§ **RECORDS PROVIDED**:
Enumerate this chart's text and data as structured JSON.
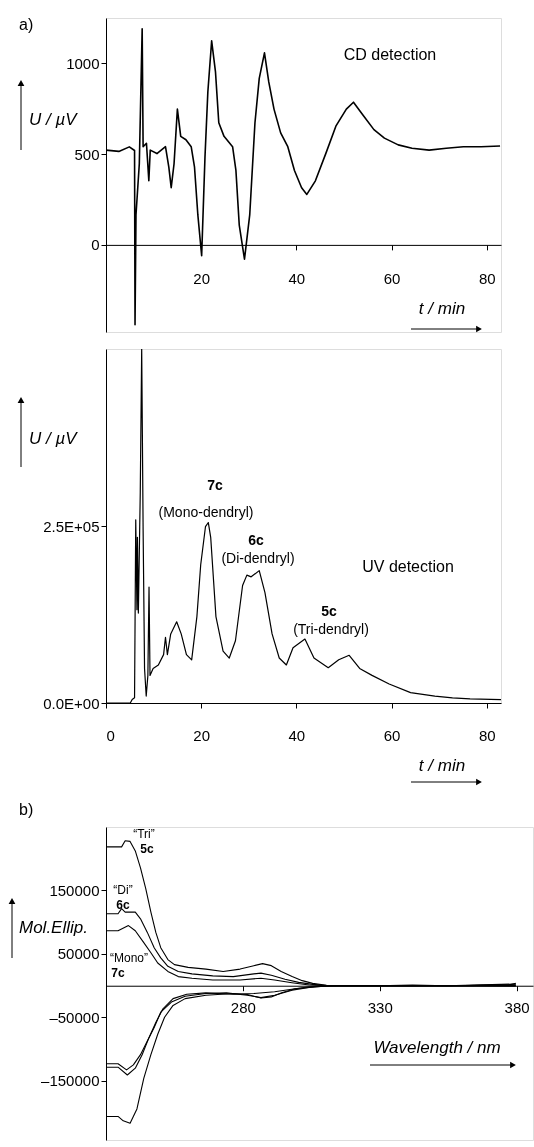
{
  "chart_data": [
    {
      "type": "line",
      "xlabel": "t / min",
      "ylabel": "U / µV",
      "annotations": [
        "a)",
        "CD detection"
      ],
      "xlim": [
        0,
        83
      ],
      "ylim": [
        -480,
        1250
      ],
      "xticks": [
        20,
        40,
        60,
        80
      ],
      "yticks": [
        0,
        500,
        1000
      ],
      "grid": false,
      "x": [
        0,
        2.7,
        4.9,
        6.0,
        6.1,
        6.3,
        7.0,
        7.6,
        7.8,
        8.5,
        9.0,
        9.3,
        10.7,
        12.5,
        13.2,
        13.7,
        14.3,
        15.0,
        15.7,
        16.8,
        17.9,
        18.6,
        19.3,
        20.1,
        20.8,
        21.4,
        22.2,
        23.0,
        23.7,
        24.8,
        26.6,
        27.3,
        28.0,
        29.1,
        30.2,
        31.3,
        32.2,
        33.3,
        34.2,
        35.3,
        36.7,
        38.2,
        39.6,
        41.1,
        42.2,
        44.0,
        46.2,
        48.3,
        50.5,
        52.0,
        54.1,
        56.3,
        58.5,
        61.4,
        64.3,
        67.9,
        71.5,
        75.1,
        78.8,
        82.8
      ],
      "series": [
        {
          "color": "#000000",
          "values": [
            522,
            515,
            540,
            520,
            -440,
            165,
            447,
            1190,
            541,
            560,
            353,
            522,
            503,
            541,
            428,
            315,
            447,
            748,
            598,
            579,
            541,
            428,
            165,
            -60,
            485,
            842,
            1124,
            955,
            673,
            598,
            541,
            410,
            109,
            -79,
            165,
            673,
            917,
            1058,
            898,
            748,
            617,
            541,
            410,
            315,
            278,
            353,
            504,
            654,
            748,
            786,
            711,
            635,
            588,
            551,
            532,
            522,
            532,
            541,
            541,
            545
          ]
        }
      ]
    },
    {
      "type": "line",
      "xlabel": "t / min",
      "ylabel": "U / µV",
      "annotations": [
        "7c",
        "(Mono-dendryl)",
        "6c",
        "(Di-dendryl)",
        "5c",
        "(Tri-dendryl)",
        "UV detection"
      ],
      "xlim": [
        0,
        83
      ],
      "ylim": [
        0,
        500000
      ],
      "xticks": [
        0,
        20,
        40,
        60,
        80
      ],
      "yticks": [
        {
          "value": 0,
          "label": "0.0E+00"
        },
        {
          "value": 250000,
          "label": "2.5E+05"
        }
      ],
      "grid": false,
      "x": [
        0,
        5.1,
        5.5,
        6.0,
        6.25,
        6.5,
        6.6,
        6.8,
        7.2,
        7.5,
        7.8,
        8.1,
        8.45,
        8.8,
        9.04,
        9.25,
        9.9,
        11.0,
        12.1,
        12.5,
        12.9,
        13.6,
        14.85,
        15.8,
        16.9,
        18.0,
        19.1,
        19.9,
        20.9,
        21.5,
        22.0,
        23.1,
        24.6,
        25.9,
        27.2,
        28.7,
        29.6,
        30.5,
        32.2,
        33.4,
        34.9,
        36.4,
        37.9,
        39.3,
        41.8,
        43.7,
        46.7,
        48.9,
        51.1,
        53.3,
        55.9,
        59.5,
        64.0,
        69.1,
        72.8,
        76.5,
        83.0
      ],
      "series": [
        {
          "color": "#000000",
          "values": [
            0,
            0,
            4900,
            7300,
            258800,
            131800,
            234000,
            127000,
            297800,
            500000,
            244000,
            48800,
            9800,
            39000,
            163600,
            39000,
            48800,
            53700,
            68300,
            92800,
            68300,
            97600,
            114700,
            97600,
            68300,
            61000,
            122000,
            195300,
            249000,
            254900,
            234000,
            122000,
            73200,
            63500,
            87900,
            166000,
            180600,
            178200,
            187000,
            156000,
            97600,
            63500,
            53700,
            78100,
            90300,
            63500,
            49800,
            61000,
            67400,
            48800,
            39000,
            26800,
            14600,
            9800,
            7300,
            5900,
            4900
          ]
        }
      ]
    },
    {
      "type": "line",
      "xlabel": "Wavelength / nm",
      "ylabel": "Mol.Ellip.",
      "annotations": [
        "b)",
        "“Tri”",
        "5c",
        "“Di”",
        "6c",
        "“Mono”",
        "7c"
      ],
      "xlim": [
        230,
        386
      ],
      "ylim": [
        -243000,
        250000
      ],
      "xticks": [
        280,
        330,
        380
      ],
      "yticks": [
        150000,
        50000,
        {
          "value": -50000,
          "label": "–50000"
        },
        {
          "value": -150000,
          "label": "–150000"
        }
      ],
      "grid": false,
      "series": [
        {
          "color": "#000000",
          "x": [
            230,
            235.7,
            237,
            238.8,
            240.7,
            242.6,
            244.5,
            246.4,
            248.2,
            250,
            252.6,
            255,
            260,
            266.5,
            272.8,
            279,
            284,
            287.2,
            290.4,
            294,
            298,
            301.7,
            305.5,
            310.5,
            316.8,
            329.4,
            342,
            354.6,
            367.2,
            377,
            379.7
          ],
          "values": [
            218700,
            218700,
            228300,
            227300,
            212300,
            185600,
            153500,
            116000,
            84000,
            59900,
            41200,
            33200,
            28900,
            26200,
            22500,
            26200,
            31600,
            34800,
            31600,
            22500,
            14400,
            8000,
            3700,
            500,
            0,
            0,
            1000,
            0,
            500,
            1000,
            3700
          ]
        },
        {
          "color": "#000000",
          "x": [
            230,
            234.4,
            235.7,
            237,
            240.7,
            242.6,
            245.1,
            247.6,
            250,
            252.6,
            256.4,
            261.4,
            269,
            276.5,
            284,
            286.6,
            290.4,
            295.4,
            300.4,
            305.5,
            311.8,
            329.4,
            354.6,
            379.7
          ],
          "values": [
            113400,
            113400,
            121400,
            116000,
            116000,
            105300,
            84000,
            59900,
            43900,
            30500,
            22500,
            18700,
            15500,
            14400,
            18700,
            19800,
            16600,
            10200,
            5300,
            2100,
            0,
            0,
            0,
            2700
          ]
        },
        {
          "color": "#000000",
          "x": [
            230,
            234.4,
            238.2,
            240.7,
            243.8,
            246.4,
            248.9,
            252.6,
            256.4,
            261.4,
            269,
            279,
            286.6,
            291.6,
            297.9,
            304.2,
            310.5,
            329.4,
            354.6,
            379.7
          ],
          "values": [
            86600,
            86600,
            94700,
            86600,
            67900,
            51900,
            35800,
            22500,
            14400,
            11800,
            9100,
            9100,
            11800,
            9100,
            4800,
            1100,
            0,
            0,
            0,
            1000
          ]
        },
        {
          "color": "#000000",
          "x": [
            230,
            234.4,
            237.5,
            240,
            242.6,
            245.1,
            247.6,
            250,
            253.9,
            258.9,
            266.5,
            274,
            281.6,
            286.6,
            291.6,
            298,
            304.2,
            310.5,
            316.8,
            354.6,
            379.7
          ],
          "values": [
            -123000,
            -123000,
            -132600,
            -124600,
            -108600,
            -87200,
            -65800,
            -41700,
            -25700,
            -16600,
            -12300,
            -11200,
            -15000,
            -18700,
            -15000,
            -7000,
            -2700,
            -500,
            0,
            0,
            -500
          ]
        },
        {
          "color": "#000000",
          "x": [
            230,
            234.4,
            237.8,
            240.7,
            243.2,
            245.7,
            248.2,
            250.8,
            254.5,
            259.5,
            266.5,
            276.5,
            284,
            291.6,
            299.1,
            306.7,
            314.3,
            354.6,
            379.7
          ],
          "values": [
            -128300,
            -128300,
            -140600,
            -129900,
            -108600,
            -81800,
            -57800,
            -36400,
            -20300,
            -13400,
            -11200,
            -13400,
            -12300,
            -9600,
            -4800,
            -1600,
            0,
            0,
            -500
          ]
        },
        {
          "color": "#000000",
          "x": [
            230,
            234.4,
            236.3,
            238.8,
            241.3,
            243.8,
            246.4,
            248.9,
            251.4,
            254.5,
            258.9,
            266.5,
            276.5,
            281.6,
            286.6,
            290.4,
            294.2,
            299.1,
            304.2,
            311.8,
            354.6,
            379.7
          ],
          "values": [
            -205900,
            -205900,
            -212800,
            -216600,
            -194100,
            -146000,
            -108600,
            -76500,
            -49700,
            -31000,
            -20300,
            -15000,
            -12300,
            -13900,
            -19300,
            -17600,
            -11200,
            -4800,
            -1600,
            0,
            0,
            1000
          ]
        }
      ]
    }
  ]
}
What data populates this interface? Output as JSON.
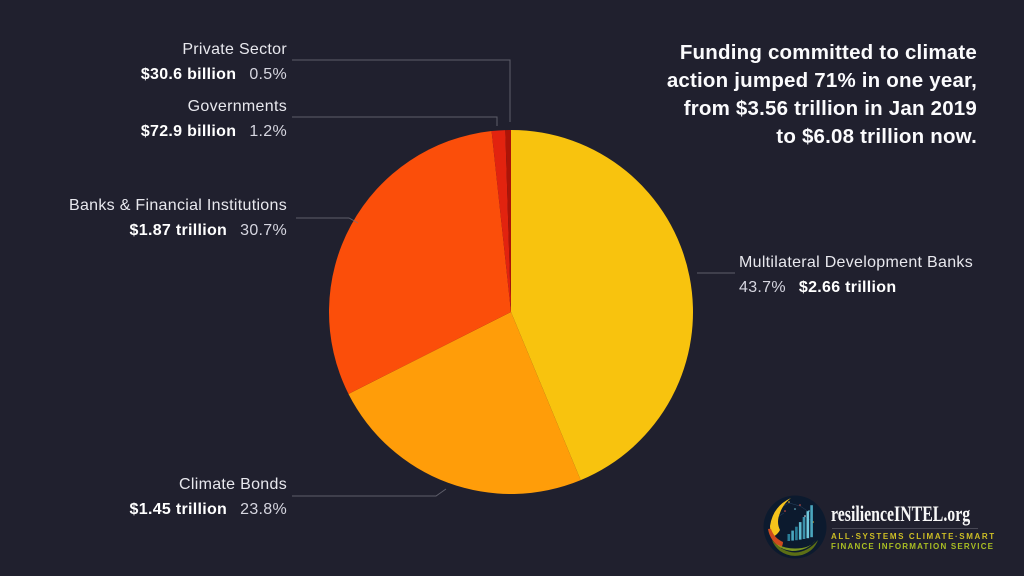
{
  "page": {
    "background": "#20202E"
  },
  "headline": {
    "lines": [
      "Funding committed to climate",
      "action jumped 71% in one year,",
      "from $3.56 trillion in Jan 2019",
      "to $6.08 trillion now."
    ],
    "color": "#FFFFFF"
  },
  "chart_data": {
    "type": "pie",
    "title": "",
    "direction": "clockwise",
    "start_angle_deg": 0,
    "slices": [
      {
        "label": "Multilateral Development Banks",
        "percent": 43.7,
        "amount": "$2.66 trillion",
        "color": "#F8C30E"
      },
      {
        "label": "Climate Bonds",
        "percent": 23.8,
        "amount": "$1.45 trillion",
        "color": "#FF9D09"
      },
      {
        "label": "Banks & Financial Institutions",
        "percent": 30.7,
        "amount": "$1.87 trillion",
        "color": "#FB4E0A"
      },
      {
        "label": "Governments",
        "percent": 1.2,
        "amount": "$72.9 billion",
        "color": "#E2230F"
      },
      {
        "label": "Private Sector",
        "percent": 0.5,
        "amount": "$30.6 billion",
        "color": "#AD1407"
      }
    ],
    "legend_position": "callouts",
    "leader_line_color": "#73737F"
  },
  "callouts": {
    "private_sector": {
      "name": "Private Sector",
      "amount": "$30.6 billion",
      "percent": "0.5%"
    },
    "governments": {
      "name": "Governments",
      "amount": "$72.9 billion",
      "percent": "1.2%"
    },
    "banks": {
      "name": "Banks & Financial Institutions",
      "amount": "$1.87 trillion",
      "percent": "30.7%"
    },
    "multilateral": {
      "name": "Multilateral Development Banks",
      "percent": "43.7%",
      "amount": "$2.66 trillion"
    },
    "climate_bonds": {
      "name": "Climate Bonds",
      "amount": "$1.45 trillion",
      "percent": "23.8%"
    }
  },
  "logo": {
    "brand": "resilienceINTEL.org",
    "tagline_line1": "ALL·SYSTEMS CLIMATE·SMART",
    "tagline_line2": "FINANCE INFORMATION SERVICE"
  }
}
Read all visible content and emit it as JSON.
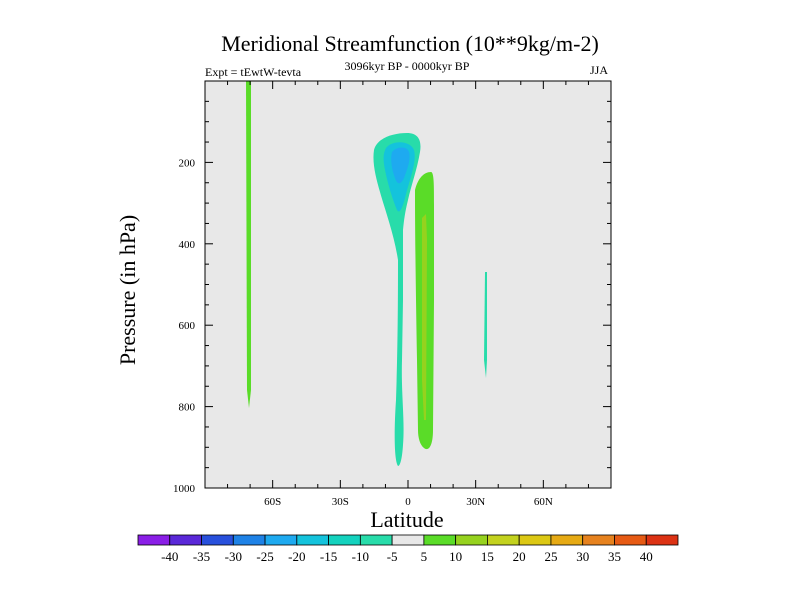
{
  "chart_data": {
    "type": "contour",
    "title": "Meridional Streamfunction (10**9kg/m-2)",
    "left_label": "Expt = tEwtW-tevta",
    "center_label": "3096kyr BP - 0000kyr BP",
    "right_label": "JJA",
    "xlabel": "Latitude",
    "ylabel": "Pressure (in hPa)",
    "xlim": [
      -90,
      90
    ],
    "ylim": [
      1000,
      0
    ],
    "x_ticks": [
      {
        "value": -60,
        "label": "60S"
      },
      {
        "value": -30,
        "label": "30S"
      },
      {
        "value": 0,
        "label": "0"
      },
      {
        "value": 30,
        "label": "30N"
      },
      {
        "value": 60,
        "label": "60N"
      }
    ],
    "y_ticks": [
      {
        "value": 200,
        "label": "200"
      },
      {
        "value": 400,
        "label": "400"
      },
      {
        "value": 600,
        "label": "600"
      },
      {
        "value": 800,
        "label": "800"
      },
      {
        "value": 1000,
        "label": "1000"
      }
    ],
    "background_color": "#e8e8e8",
    "colorbar": {
      "labels": [
        "-40",
        "-35",
        "-30",
        "-25",
        "-20",
        "-15",
        "-10",
        "-5",
        "5",
        "10",
        "15",
        "20",
        "25",
        "30",
        "35",
        "40"
      ],
      "colors": [
        "#8a1ee6",
        "#5a28d8",
        "#2850dc",
        "#1e82e6",
        "#1eaaf0",
        "#14c3dc",
        "#14d2be",
        "#28dcaa",
        "#e8e8e8",
        "#5adc28",
        "#96d21e",
        "#c3d21e",
        "#dcc814",
        "#e6aa14",
        "#e6821e",
        "#e65a14",
        "#dc3214"
      ]
    },
    "features": [
      {
        "name": "-10 cell upper tropics",
        "level": -10,
        "lat_range": [
          -16,
          3
        ],
        "p_range": [
          130,
          340
        ],
        "color": "#28dcaa"
      },
      {
        "name": "-15 core",
        "level": -15,
        "lat_range": [
          -12,
          2
        ],
        "p_range": [
          150,
          260
        ],
        "color": "#14c3dc"
      },
      {
        "name": "-20 core",
        "level": -20,
        "lat_range": [
          -9,
          -3
        ],
        "p_range": [
          160,
          210
        ],
        "color": "#1eaaf0"
      },
      {
        "name": "-10 column",
        "level": -10,
        "lat_range": [
          -5,
          0
        ],
        "p_range": [
          340,
          950
        ],
        "color": "#28dcaa"
      },
      {
        "name": "+10 column",
        "level": 10,
        "lat_range": [
          4,
          12
        ],
        "p_range": [
          220,
          900
        ],
        "color": "#5adc28"
      },
      {
        "name": "+15 strip",
        "level": 15,
        "lat_range": [
          6,
          8
        ],
        "p_range": [
          330,
          840
        ],
        "color": "#96d21e"
      },
      {
        "name": "+10 strip 70S",
        "level": 10,
        "lat_range": [
          -71,
          -69
        ],
        "p_range": [
          0,
          800
        ],
        "color": "#5adc28"
      },
      {
        "name": "-10 strip 35N",
        "level": -10,
        "lat_range": [
          34,
          36
        ],
        "p_range": [
          470,
          720
        ],
        "color": "#28dcaa"
      }
    ]
  }
}
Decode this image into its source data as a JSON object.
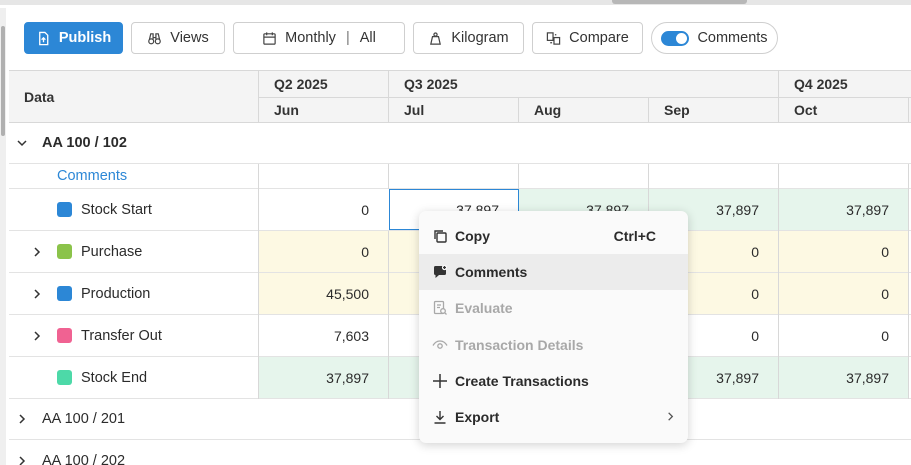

§ **WHAT YOU HAVE TO DO**:
Using the material above, report each line where "xlabel" occurs.

§ **SOLUTION TO THIS TASK**:
      "xlabel": "t / min",
      "xlabel": "t / min",
      "xlabel": "Wavelength / nm",
    "xlabel": "Latitude",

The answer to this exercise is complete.